## Begin

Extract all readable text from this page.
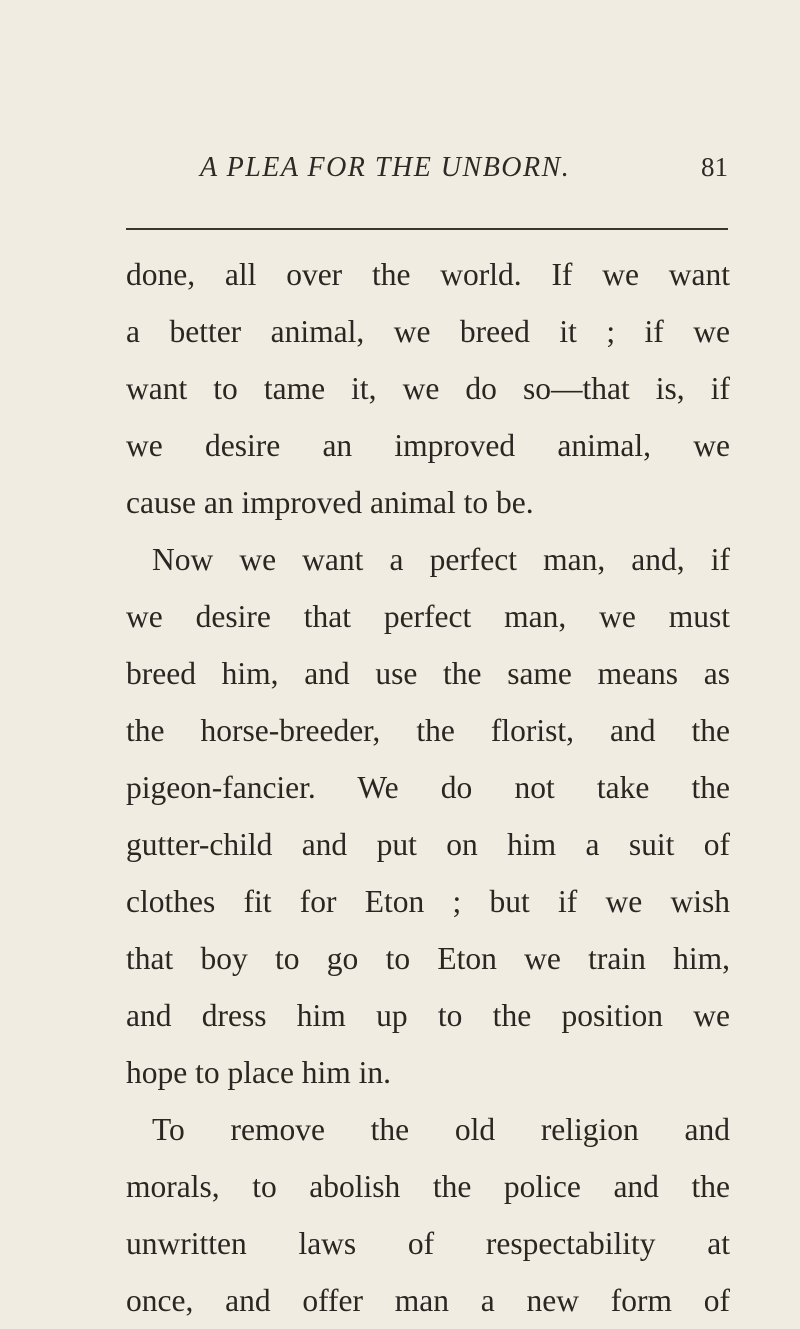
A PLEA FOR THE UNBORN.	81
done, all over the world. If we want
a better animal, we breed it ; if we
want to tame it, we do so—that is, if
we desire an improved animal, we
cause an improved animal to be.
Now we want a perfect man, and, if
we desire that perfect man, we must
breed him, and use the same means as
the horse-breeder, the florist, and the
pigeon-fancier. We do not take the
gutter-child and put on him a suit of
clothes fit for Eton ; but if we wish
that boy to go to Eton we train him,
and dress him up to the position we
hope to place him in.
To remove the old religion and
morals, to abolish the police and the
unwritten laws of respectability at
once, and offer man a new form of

## End

GOAL: What is needed is an exact reproduction of the data, pictures excluded.

WRITTEN SOLUTION:
Extract all readable text from this page.
A PLEA FOR THE UNBORN.	81
done, all over the world. If we want
a better animal, we breed it ; if we
want to tame it, we do so—that is, if
we desire an improved animal, we
cause an improved animal to be.
Now we want a perfect man, and, if
we desire that perfect man, we must
breed him, and use the same means as
the horse-breeder, the florist, and the
pigeon-fancier. We do not take the
gutter-child and put on him a suit of
clothes fit for Eton ; but if we wish
that boy to go to Eton we train him,
and dress him up to the position we
hope to place him in.
To remove the old religion and
morals, to abolish the police and the
unwritten laws of respectability at
once, and offer man a new form of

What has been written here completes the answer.